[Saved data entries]
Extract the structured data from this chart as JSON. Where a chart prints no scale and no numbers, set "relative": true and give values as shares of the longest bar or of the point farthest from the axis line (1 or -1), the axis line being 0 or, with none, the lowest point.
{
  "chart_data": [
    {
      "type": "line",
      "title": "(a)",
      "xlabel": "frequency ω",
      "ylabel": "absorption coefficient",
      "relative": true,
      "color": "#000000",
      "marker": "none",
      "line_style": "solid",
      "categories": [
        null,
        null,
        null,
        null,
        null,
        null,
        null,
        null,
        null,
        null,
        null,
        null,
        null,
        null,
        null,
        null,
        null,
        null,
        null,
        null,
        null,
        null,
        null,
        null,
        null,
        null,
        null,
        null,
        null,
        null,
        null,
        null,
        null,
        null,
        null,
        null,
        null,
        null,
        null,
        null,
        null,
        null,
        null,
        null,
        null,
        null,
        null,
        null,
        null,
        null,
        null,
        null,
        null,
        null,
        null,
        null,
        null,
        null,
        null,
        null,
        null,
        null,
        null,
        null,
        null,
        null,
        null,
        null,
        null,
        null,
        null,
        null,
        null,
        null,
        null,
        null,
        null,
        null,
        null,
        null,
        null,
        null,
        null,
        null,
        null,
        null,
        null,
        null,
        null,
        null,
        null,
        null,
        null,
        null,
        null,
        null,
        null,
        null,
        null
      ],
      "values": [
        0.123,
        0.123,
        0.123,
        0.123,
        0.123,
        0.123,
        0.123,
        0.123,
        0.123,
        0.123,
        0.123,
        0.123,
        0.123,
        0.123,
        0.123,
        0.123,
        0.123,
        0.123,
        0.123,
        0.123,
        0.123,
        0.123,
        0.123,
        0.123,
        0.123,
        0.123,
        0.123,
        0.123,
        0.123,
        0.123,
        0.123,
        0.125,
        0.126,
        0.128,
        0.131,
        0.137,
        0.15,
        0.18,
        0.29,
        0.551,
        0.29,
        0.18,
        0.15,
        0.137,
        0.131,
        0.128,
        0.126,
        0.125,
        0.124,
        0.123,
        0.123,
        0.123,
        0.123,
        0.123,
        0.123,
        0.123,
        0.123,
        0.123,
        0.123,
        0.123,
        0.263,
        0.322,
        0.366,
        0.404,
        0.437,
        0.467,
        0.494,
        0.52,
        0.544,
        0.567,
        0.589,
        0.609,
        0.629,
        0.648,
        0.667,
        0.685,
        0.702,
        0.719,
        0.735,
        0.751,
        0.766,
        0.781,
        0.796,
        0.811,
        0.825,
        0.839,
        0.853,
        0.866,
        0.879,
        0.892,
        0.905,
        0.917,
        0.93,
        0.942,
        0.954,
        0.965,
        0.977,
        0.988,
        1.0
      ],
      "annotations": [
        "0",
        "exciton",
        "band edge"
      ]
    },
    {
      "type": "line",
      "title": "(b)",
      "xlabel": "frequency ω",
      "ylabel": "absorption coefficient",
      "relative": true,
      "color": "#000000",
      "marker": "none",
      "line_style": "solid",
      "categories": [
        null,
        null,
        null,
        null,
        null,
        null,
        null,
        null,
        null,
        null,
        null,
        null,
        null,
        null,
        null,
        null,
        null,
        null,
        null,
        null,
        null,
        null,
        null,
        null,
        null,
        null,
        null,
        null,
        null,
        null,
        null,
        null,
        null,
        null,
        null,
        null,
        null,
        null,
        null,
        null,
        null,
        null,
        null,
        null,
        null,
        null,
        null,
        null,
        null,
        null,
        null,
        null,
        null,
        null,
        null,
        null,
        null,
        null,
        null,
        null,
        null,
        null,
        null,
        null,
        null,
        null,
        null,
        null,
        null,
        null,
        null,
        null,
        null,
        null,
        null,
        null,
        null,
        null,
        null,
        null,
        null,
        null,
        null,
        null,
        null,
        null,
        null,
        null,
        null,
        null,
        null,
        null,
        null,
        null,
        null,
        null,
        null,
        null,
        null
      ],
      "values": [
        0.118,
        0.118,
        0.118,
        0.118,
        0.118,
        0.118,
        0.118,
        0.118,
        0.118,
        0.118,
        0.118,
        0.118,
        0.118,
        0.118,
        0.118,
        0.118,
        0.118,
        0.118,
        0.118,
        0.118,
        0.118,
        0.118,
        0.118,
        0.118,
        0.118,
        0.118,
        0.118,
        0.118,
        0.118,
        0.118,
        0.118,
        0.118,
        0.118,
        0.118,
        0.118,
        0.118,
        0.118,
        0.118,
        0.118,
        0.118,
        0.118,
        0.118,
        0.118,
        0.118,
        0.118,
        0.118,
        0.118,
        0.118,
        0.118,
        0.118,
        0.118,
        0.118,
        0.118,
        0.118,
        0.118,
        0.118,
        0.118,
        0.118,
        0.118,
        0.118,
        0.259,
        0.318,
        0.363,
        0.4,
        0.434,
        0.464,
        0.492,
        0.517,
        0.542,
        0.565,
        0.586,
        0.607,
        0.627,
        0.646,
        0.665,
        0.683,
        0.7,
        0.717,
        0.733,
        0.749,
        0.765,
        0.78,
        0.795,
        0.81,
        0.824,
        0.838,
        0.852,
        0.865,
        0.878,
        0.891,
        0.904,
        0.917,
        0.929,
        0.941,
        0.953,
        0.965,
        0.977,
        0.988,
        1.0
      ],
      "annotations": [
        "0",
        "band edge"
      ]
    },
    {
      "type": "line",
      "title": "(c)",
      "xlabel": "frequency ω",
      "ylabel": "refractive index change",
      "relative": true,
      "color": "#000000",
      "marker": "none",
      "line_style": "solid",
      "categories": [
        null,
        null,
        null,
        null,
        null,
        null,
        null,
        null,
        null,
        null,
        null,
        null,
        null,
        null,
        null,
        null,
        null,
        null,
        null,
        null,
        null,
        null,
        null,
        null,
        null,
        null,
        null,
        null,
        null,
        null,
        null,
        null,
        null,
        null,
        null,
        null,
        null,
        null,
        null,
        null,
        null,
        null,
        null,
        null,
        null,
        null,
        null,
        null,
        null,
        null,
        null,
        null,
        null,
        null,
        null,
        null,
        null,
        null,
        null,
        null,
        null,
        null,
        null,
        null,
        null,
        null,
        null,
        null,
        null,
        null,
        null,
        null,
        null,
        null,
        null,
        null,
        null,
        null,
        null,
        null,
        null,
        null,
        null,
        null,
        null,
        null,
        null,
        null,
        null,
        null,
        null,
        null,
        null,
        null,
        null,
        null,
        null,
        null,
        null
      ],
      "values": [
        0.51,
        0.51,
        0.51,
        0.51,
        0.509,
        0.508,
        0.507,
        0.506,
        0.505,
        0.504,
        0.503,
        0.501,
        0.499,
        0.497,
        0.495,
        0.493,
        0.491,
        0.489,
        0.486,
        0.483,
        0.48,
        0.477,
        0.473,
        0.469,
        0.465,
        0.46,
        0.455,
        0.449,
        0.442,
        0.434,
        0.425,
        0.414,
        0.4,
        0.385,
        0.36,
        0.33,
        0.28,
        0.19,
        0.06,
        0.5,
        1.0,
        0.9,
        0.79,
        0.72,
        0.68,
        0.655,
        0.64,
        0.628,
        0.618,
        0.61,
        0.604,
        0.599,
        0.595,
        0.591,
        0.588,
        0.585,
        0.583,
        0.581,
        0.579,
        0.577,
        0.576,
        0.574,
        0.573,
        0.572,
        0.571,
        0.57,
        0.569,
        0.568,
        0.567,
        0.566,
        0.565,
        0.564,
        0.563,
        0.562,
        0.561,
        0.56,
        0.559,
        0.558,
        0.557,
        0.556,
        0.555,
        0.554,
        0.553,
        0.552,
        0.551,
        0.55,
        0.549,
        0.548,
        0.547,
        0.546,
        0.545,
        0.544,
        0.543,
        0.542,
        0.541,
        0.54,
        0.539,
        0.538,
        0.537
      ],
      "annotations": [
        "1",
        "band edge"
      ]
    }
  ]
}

■ GOAL
Write each line above out exactly.

■ SOLUTION
Extract the structured data from this chart as JSON. Where a chart prints no scale and no numbers, set "relative": true and give values as shares of the longest bar or of the point farthest from the axis line (1 or -1), the axis line being 0 or, with none, the lowest point.
{
  "chart_data": [
    {
      "type": "line",
      "title": "(a)",
      "xlabel": "frequency ω",
      "ylabel": "absorption coefficient",
      "relative": true,
      "color": "#000000",
      "marker": "none",
      "line_style": "solid",
      "categories": [
        null,
        null,
        null,
        null,
        null,
        null,
        null,
        null,
        null,
        null,
        null,
        null,
        null,
        null,
        null,
        null,
        null,
        null,
        null,
        null,
        null,
        null,
        null,
        null,
        null,
        null,
        null,
        null,
        null,
        null,
        null,
        null,
        null,
        null,
        null,
        null,
        null,
        null,
        null,
        null,
        null,
        null,
        null,
        null,
        null,
        null,
        null,
        null,
        null,
        null,
        null,
        null,
        null,
        null,
        null,
        null,
        null,
        null,
        null,
        null,
        null,
        null,
        null,
        null,
        null,
        null,
        null,
        null,
        null,
        null,
        null,
        null,
        null,
        null,
        null,
        null,
        null,
        null,
        null,
        null,
        null,
        null,
        null,
        null,
        null,
        null,
        null,
        null,
        null,
        null,
        null,
        null,
        null,
        null,
        null,
        null,
        null,
        null,
        null
      ],
      "values": [
        0.123,
        0.123,
        0.123,
        0.123,
        0.123,
        0.123,
        0.123,
        0.123,
        0.123,
        0.123,
        0.123,
        0.123,
        0.123,
        0.123,
        0.123,
        0.123,
        0.123,
        0.123,
        0.123,
        0.123,
        0.123,
        0.123,
        0.123,
        0.123,
        0.123,
        0.123,
        0.123,
        0.123,
        0.123,
        0.123,
        0.123,
        0.125,
        0.126,
        0.128,
        0.131,
        0.137,
        0.15,
        0.18,
        0.29,
        0.551,
        0.29,
        0.18,
        0.15,
        0.137,
        0.131,
        0.128,
        0.126,
        0.125,
        0.124,
        0.123,
        0.123,
        0.123,
        0.123,
        0.123,
        0.123,
        0.123,
        0.123,
        0.123,
        0.123,
        0.123,
        0.263,
        0.322,
        0.366,
        0.404,
        0.437,
        0.467,
        0.494,
        0.52,
        0.544,
        0.567,
        0.589,
        0.609,
        0.629,
        0.648,
        0.667,
        0.685,
        0.702,
        0.719,
        0.735,
        0.751,
        0.766,
        0.781,
        0.796,
        0.811,
        0.825,
        0.839,
        0.853,
        0.866,
        0.879,
        0.892,
        0.905,
        0.917,
        0.93,
        0.942,
        0.954,
        0.965,
        0.977,
        0.988,
        1.0
      ],
      "annotations": [
        "0",
        "exciton",
        "band edge"
      ]
    },
    {
      "type": "line",
      "title": "(b)",
      "xlabel": "frequency ω",
      "ylabel": "absorption coefficient",
      "relative": true,
      "color": "#000000",
      "marker": "none",
      "line_style": "solid",
      "categories": [
        null,
        null,
        null,
        null,
        null,
        null,
        null,
        null,
        null,
        null,
        null,
        null,
        null,
        null,
        null,
        null,
        null,
        null,
        null,
        null,
        null,
        null,
        null,
        null,
        null,
        null,
        null,
        null,
        null,
        null,
        null,
        null,
        null,
        null,
        null,
        null,
        null,
        null,
        null,
        null,
        null,
        null,
        null,
        null,
        null,
        null,
        null,
        null,
        null,
        null,
        null,
        null,
        null,
        null,
        null,
        null,
        null,
        null,
        null,
        null,
        null,
        null,
        null,
        null,
        null,
        null,
        null,
        null,
        null,
        null,
        null,
        null,
        null,
        null,
        null,
        null,
        null,
        null,
        null,
        null,
        null,
        null,
        null,
        null,
        null,
        null,
        null,
        null,
        null,
        null,
        null,
        null,
        null,
        null,
        null,
        null,
        null,
        null,
        null
      ],
      "values": [
        0.118,
        0.118,
        0.118,
        0.118,
        0.118,
        0.118,
        0.118,
        0.118,
        0.118,
        0.118,
        0.118,
        0.118,
        0.118,
        0.118,
        0.118,
        0.118,
        0.118,
        0.118,
        0.118,
        0.118,
        0.118,
        0.118,
        0.118,
        0.118,
        0.118,
        0.118,
        0.118,
        0.118,
        0.118,
        0.118,
        0.118,
        0.118,
        0.118,
        0.118,
        0.118,
        0.118,
        0.118,
        0.118,
        0.118,
        0.118,
        0.118,
        0.118,
        0.118,
        0.118,
        0.118,
        0.118,
        0.118,
        0.118,
        0.118,
        0.118,
        0.118,
        0.118,
        0.118,
        0.118,
        0.118,
        0.118,
        0.118,
        0.118,
        0.118,
        0.118,
        0.259,
        0.318,
        0.363,
        0.4,
        0.434,
        0.464,
        0.492,
        0.517,
        0.542,
        0.565,
        0.586,
        0.607,
        0.627,
        0.646,
        0.665,
        0.683,
        0.7,
        0.717,
        0.733,
        0.749,
        0.765,
        0.78,
        0.795,
        0.81,
        0.824,
        0.838,
        0.852,
        0.865,
        0.878,
        0.891,
        0.904,
        0.917,
        0.929,
        0.941,
        0.953,
        0.965,
        0.977,
        0.988,
        1.0
      ],
      "annotations": [
        "0",
        "band edge"
      ]
    },
    {
      "type": "line",
      "title": "(c)",
      "xlabel": "frequency ω",
      "ylabel": "refractive index change",
      "relative": true,
      "color": "#000000",
      "marker": "none",
      "line_style": "solid",
      "categories": [
        null,
        null,
        null,
        null,
        null,
        null,
        null,
        null,
        null,
        null,
        null,
        null,
        null,
        null,
        null,
        null,
        null,
        null,
        null,
        null,
        null,
        null,
        null,
        null,
        null,
        null,
        null,
        null,
        null,
        null,
        null,
        null,
        null,
        null,
        null,
        null,
        null,
        null,
        null,
        null,
        null,
        null,
        null,
        null,
        null,
        null,
        null,
        null,
        null,
        null,
        null,
        null,
        null,
        null,
        null,
        null,
        null,
        null,
        null,
        null,
        null,
        null,
        null,
        null,
        null,
        null,
        null,
        null,
        null,
        null,
        null,
        null,
        null,
        null,
        null,
        null,
        null,
        null,
        null,
        null,
        null,
        null,
        null,
        null,
        null,
        null,
        null,
        null,
        null,
        null,
        null,
        null,
        null,
        null,
        null,
        null,
        null,
        null,
        null
      ],
      "values": [
        0.51,
        0.51,
        0.51,
        0.51,
        0.509,
        0.508,
        0.507,
        0.506,
        0.505,
        0.504,
        0.503,
        0.501,
        0.499,
        0.497,
        0.495,
        0.493,
        0.491,
        0.489,
        0.486,
        0.483,
        0.48,
        0.477,
        0.473,
        0.469,
        0.465,
        0.46,
        0.455,
        0.449,
        0.442,
        0.434,
        0.425,
        0.414,
        0.4,
        0.385,
        0.36,
        0.33,
        0.28,
        0.19,
        0.06,
        0.5,
        1.0,
        0.9,
        0.79,
        0.72,
        0.68,
        0.655,
        0.64,
        0.628,
        0.618,
        0.61,
        0.604,
        0.599,
        0.595,
        0.591,
        0.588,
        0.585,
        0.583,
        0.581,
        0.579,
        0.577,
        0.576,
        0.574,
        0.573,
        0.572,
        0.571,
        0.57,
        0.569,
        0.568,
        0.567,
        0.566,
        0.565,
        0.564,
        0.563,
        0.562,
        0.561,
        0.56,
        0.559,
        0.558,
        0.557,
        0.556,
        0.555,
        0.554,
        0.553,
        0.552,
        0.551,
        0.55,
        0.549,
        0.548,
        0.547,
        0.546,
        0.545,
        0.544,
        0.543,
        0.542,
        0.541,
        0.54,
        0.539,
        0.538,
        0.537
      ],
      "annotations": [
        "1",
        "band edge"
      ]
    }
  ]
}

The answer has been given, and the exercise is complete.